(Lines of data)
START
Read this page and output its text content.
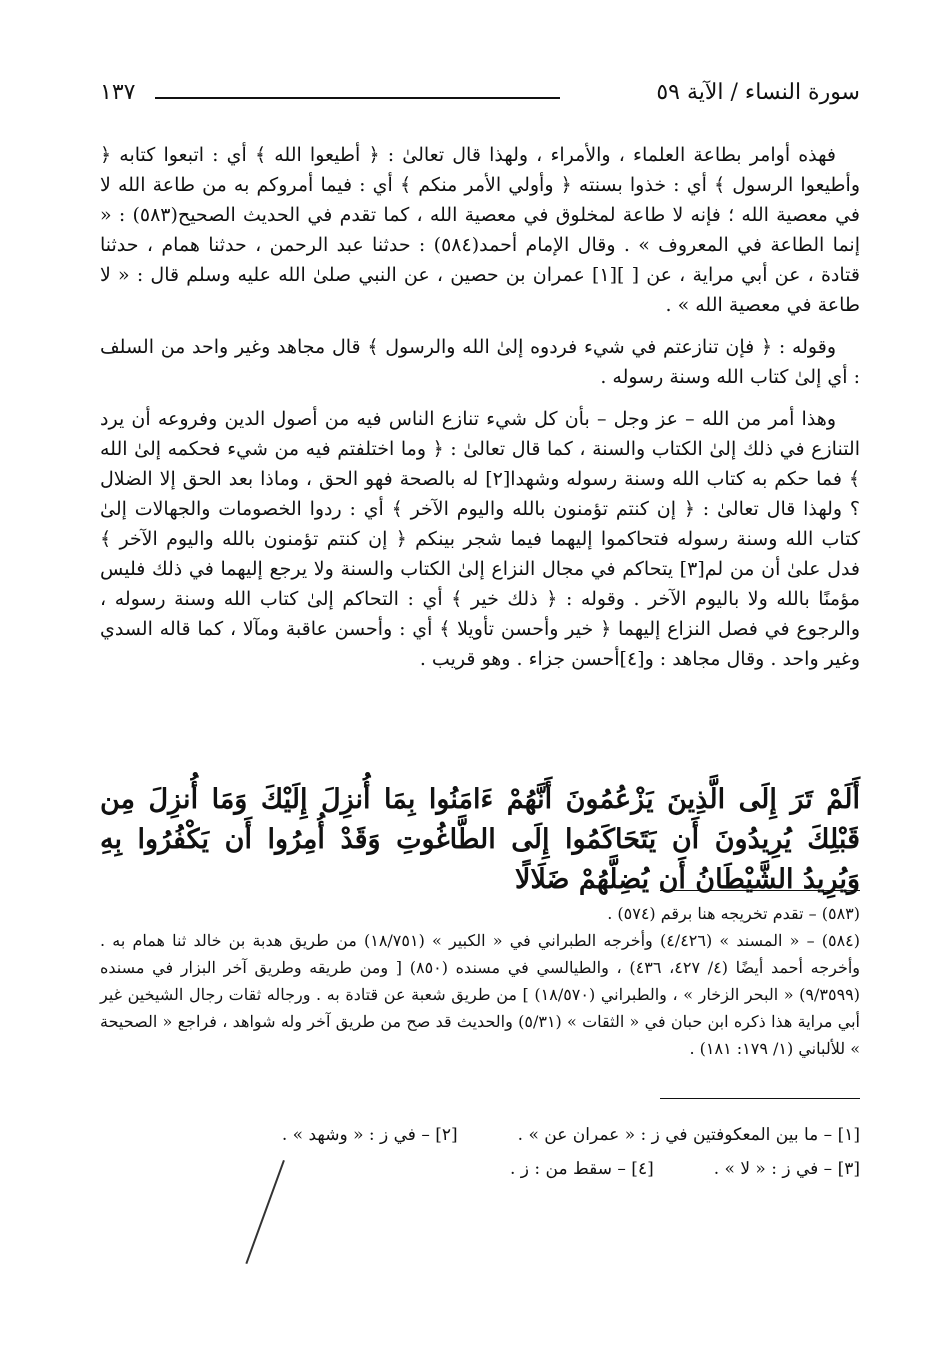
سورة النساء / الآية ٥٩
١٣٧

فهذه أوامر بطاعة العلماء ، والأمراء ، ولهذا قال تعالىٰ : ﴿ أطيعوا الله ﴾ أي : اتبعوا كتابه ﴿ وأطيعوا الرسول ﴾ أي : خذوا بسنته ﴿ وأولي الأمر منكم ﴾ أي : فيما أمروكم به من طاعة الله لا في معصية الله ؛ فإنه لا طاعة لمخلوق في معصية الله ، كما تقدم في الحديث الصحيح(٥٨٣) : « إنما الطاعة في المعروف » . وقال الإمام أحمد(٥٨٤) : حدثنا عبد الرحمن ، حدثنا همام ، حدثنا قتادة ، عن أبي مراية ، عن [ ][١] عمران بن حصين ، عن النبي صلىٰ الله عليه وسلم قال : « لا طاعة في معصية الله » .

وقوله : ﴿ فإن تنازعتم في شيء فردوه إلىٰ الله والرسول ﴾ قال مجاهد وغير واحد من السلف : أي إلىٰ كتاب الله وسنة رسوله .

وهذا أمر من الله – عز وجل – بأن كل شيء تنازع الناس فيه من أصول الدين وفروعه أن يرد التنازع في ذلك إلىٰ الكتاب والسنة ، كما قال تعالىٰ : ﴿ وما اختلفتم فيه من شيء فحكمه إلىٰ الله ﴾ فما حكم به كتاب الله وسنة رسوله وشهدا[٢] له بالصحة فهو الحق ، وماذا بعد الحق إلا الضلال ؟ ولهذا قال تعالىٰ : ﴿ إن كنتم تؤمنون بالله واليوم الآخر ﴾ أي : ردوا الخصومات والجهالات إلىٰ كتاب الله وسنة رسوله فتحاكموا إليهما فيما شجر بينكم ﴿ إن كنتم تؤمنون بالله واليوم الآخر ﴾ فدل علىٰ أن من لم[٣] يتحاكم في مجال النزاع إلىٰ الكتاب والسنة ولا يرجع إليهما في ذلك فليس مؤمنًا بالله ولا باليوم الآخر . وقوله : ﴿ ذلك خير ﴾ أي : التحاكم إلىٰ كتاب الله وسنة رسوله ، والرجوع في فصل النزاع إليهما ﴿ خير وأحسن تأويلا ﴾ أي : وأحسن عاقبة ومآلا ، كما قاله السدي وغير واحد . وقال مجاهد : و[٤]أحسن جزاء . وهو قريب .

أَلَمْ تَرَ إِلَى الَّذِينَ يَزْعُمُونَ أَنَّهُمْ ءَامَنُوا بِمَا أُنزِلَ إِلَيْكَ وَمَا أُنزِلَ مِن قَبْلِكَ يُرِيدُونَ أَن يَتَحَاكَمُوا إِلَى الطَّاغُوتِ وَقَدْ أُمِرُوا أَن يَكْفُرُوا بِهِ وَيُرِيدُ الشَّيْطَانُ أَن يُضِلَّهُمْ ضَلَالًا

(٥٨٣) – تقدم تخريجه هنا برقم (٥٧٤) .

(٥٨٤) – « المسند » (٤/٤٢٦) وأخرجه الطبراني في « الكبير » (١٨/٧٥١) من طريق هدبة بن خالد ثنا همام به . وأخرجه أحمد أيضًا (٤/ ٤٢٧، ٤٣٦) ، والطيالسي في مسنده (٨٥٠) [ ومن طريقه وطريق آخر البزار في مسنده (٩/٣٥٩٩) « البحر الزخار » ، والطبراني (١٨/٥٧٠) ] من طريق شعبة عن قتادة به . ورجاله ثقات رجال الشيخين غير أبي مراية هذا ذكره ابن حبان في « الثقات » (٥/٣١) والحديث قد صح من طريق آخر وله شواهد ، فراجع « الصحيحة » للألباني (١/ ١٧٩: ١٨١) .

[١] – ما بين المعكوفتين في ز : « عمران عن » .
[٢] – في ز : « وشهد » .
[٣] – في ز : « لا » .
[٤] – سقط من : ز .
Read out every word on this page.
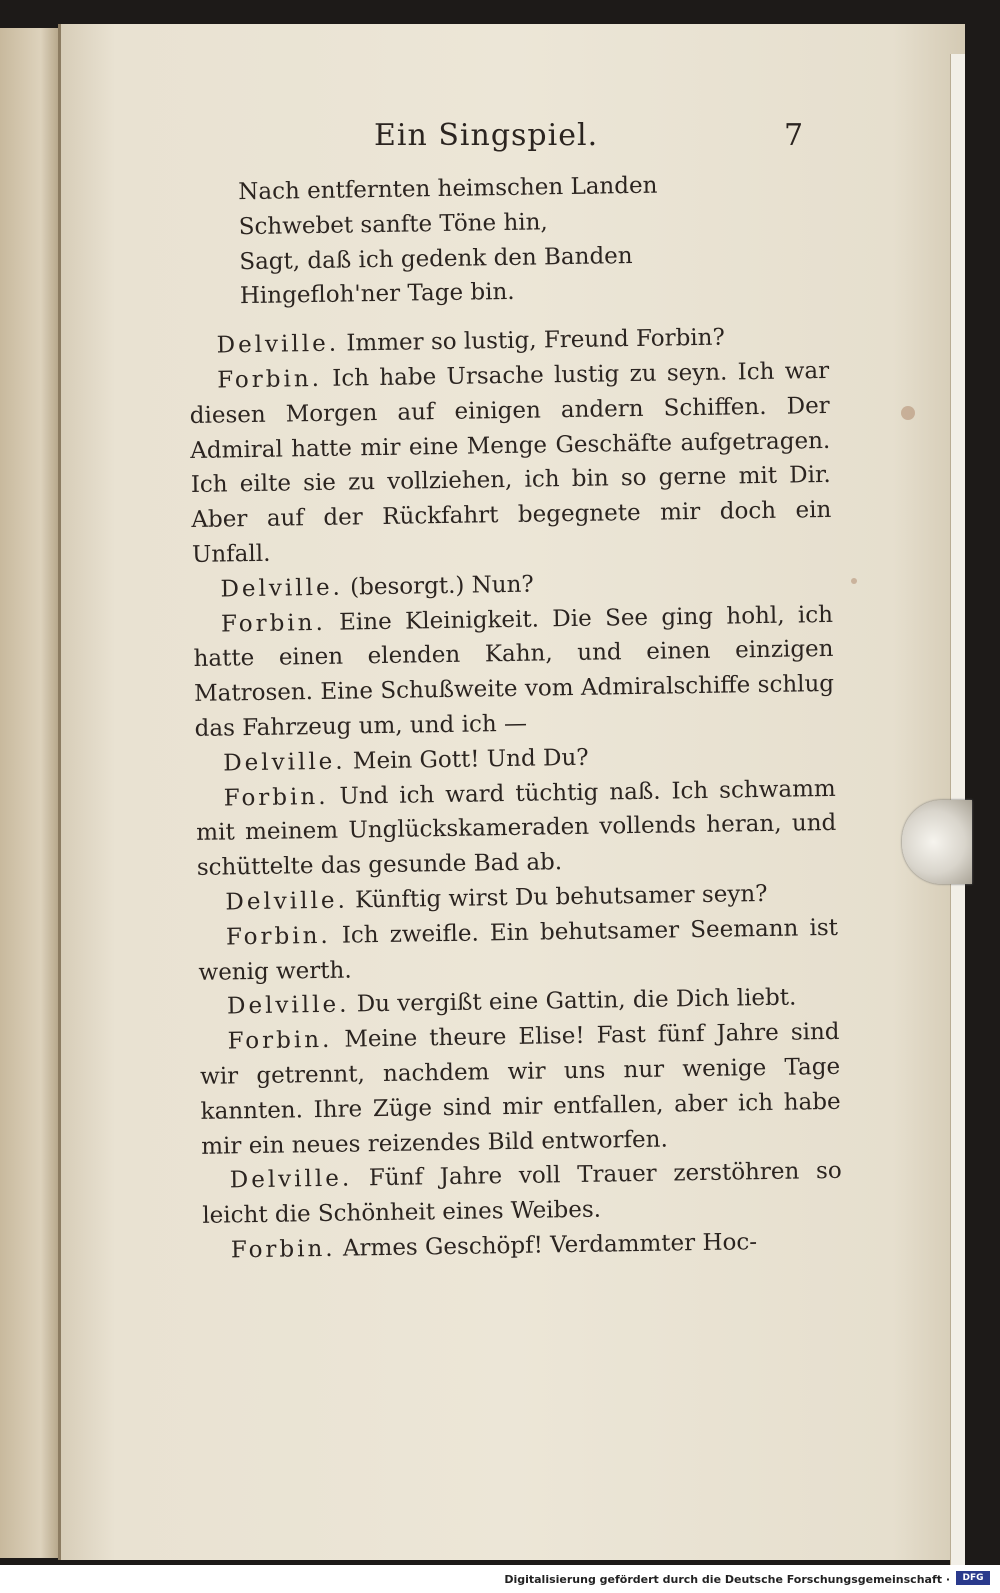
Ein Singspiel.	7
Nach entfernten heimschen Landen
Schwebet sanfte Töne hin,
Sagt, daß ich gedenk den Banden
Hingefloh'ner Tage bin.

Delville. Immer so lustig, Freund Forbin?

Forbin. Ich habe Ursache lustig zu seyn. Ich war diesen Morgen auf einigen andern Schiffen. Der Admiral hatte mir eine Menge Geschäfte aufgetragen. Ich eilte sie zu vollziehen, ich bin so gerne mit Dir. Aber auf der Rückfahrt begegnete mir doch ein Unfall.

Delville. (besorgt.) Nun?

Forbin. Eine Kleinigkeit. Die See ging hohl, ich hatte einen elenden Kahn, und einen einzigen Matrosen. Eine Schußweite vom Admiralschiffe schlug das Fahrzeug um, und ich —

Delville. Mein Gott! Und Du?

Forbin. Und ich ward tüchtig naß. Ich schwamm mit meinem Unglückskameraden vollends heran, und schüttelte das gesunde Bad ab.

Delville. Künftig wirst Du behutsamer seyn?

Forbin. Ich zweifle. Ein behutsamer Seemann ist wenig werth.

Delville. Du vergißt eine Gattin, die Dich liebt.

Forbin. Meine theure Elise! Fast fünf Jahre sind wir getrennt, nachdem wir uns nur wenige Tage kannten. Ihre Züge sind mir entfallen, aber ich habe mir ein neues reizendes Bild entworfen.

Delville. Fünf Jahre voll Trauer zerstöhren so leicht die Schönheit eines Weibes.

Forbin. Armes Geschöpf! Verdammter Hoc-

Digitalisierung gefördert durch die Deutsche Forschungsgemeinschaft ·	DFG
END
* _TASK OBJECTIVE_:
Copy out every line with the word "أحمد".

* _WRITTEN SOLUTION_:
فهذه أوامر بطاعة العلماء ، والأمراء ، ولهذا قال تعالىٰ : ﴿ أطيعوا الله ﴾ أي : اتبعوا كتابه ﴿ وأطيعوا الرسول ﴾ أي : خذوا بسنته ﴿ وأولي الأمر منكم ﴾ أي : فيما أمروكم به من طاعة الله لا في معصية الله ؛ فإنه لا طاعة لمخلوق في معصية الله ، كما تقدم في الحديث الصحيح(٥٨٣) : « إنما الطاعة في المعروف » . وقال الإمام أحمد(٥٨٤) : حدثنا عبد الرحمن ، حدثنا همام ، حدثنا قتادة ، عن أبي مراية ، عن [ ][١] عمران بن حصين ، عن النبي صلىٰ الله عليه وسلم قال : « لا طاعة في معصية الله » .
(٥٨٤) – « المسند » (٤/٤٢٦) وأخرجه الطبراني في « الكبير » (١٨/٧٥١) من طريق هدبة بن خالد ثنا همام به . وأخرجه أحمد أيضًا (٤/ ٤٢٧، ٤٣٦) ، والطيالسي في مسنده (٨٥٠) [ ومن طريقه وطريق آخر البزار في مسنده (٩/٣٥٩٩) « البحر الزخار » ، والطبراني (١٨/٥٧٠) ] من طريق شعبة عن قتادة به . ورجاله ثقات رجال الشيخين غير أبي مراية هذا ذكره ابن حبان في « الثقات » (٥/٣١) والحديث قد صح من طريق آخر وله شواهد ، فراجع « الصحيحة » للألباني (١/ ١٧٩: ١٨١) .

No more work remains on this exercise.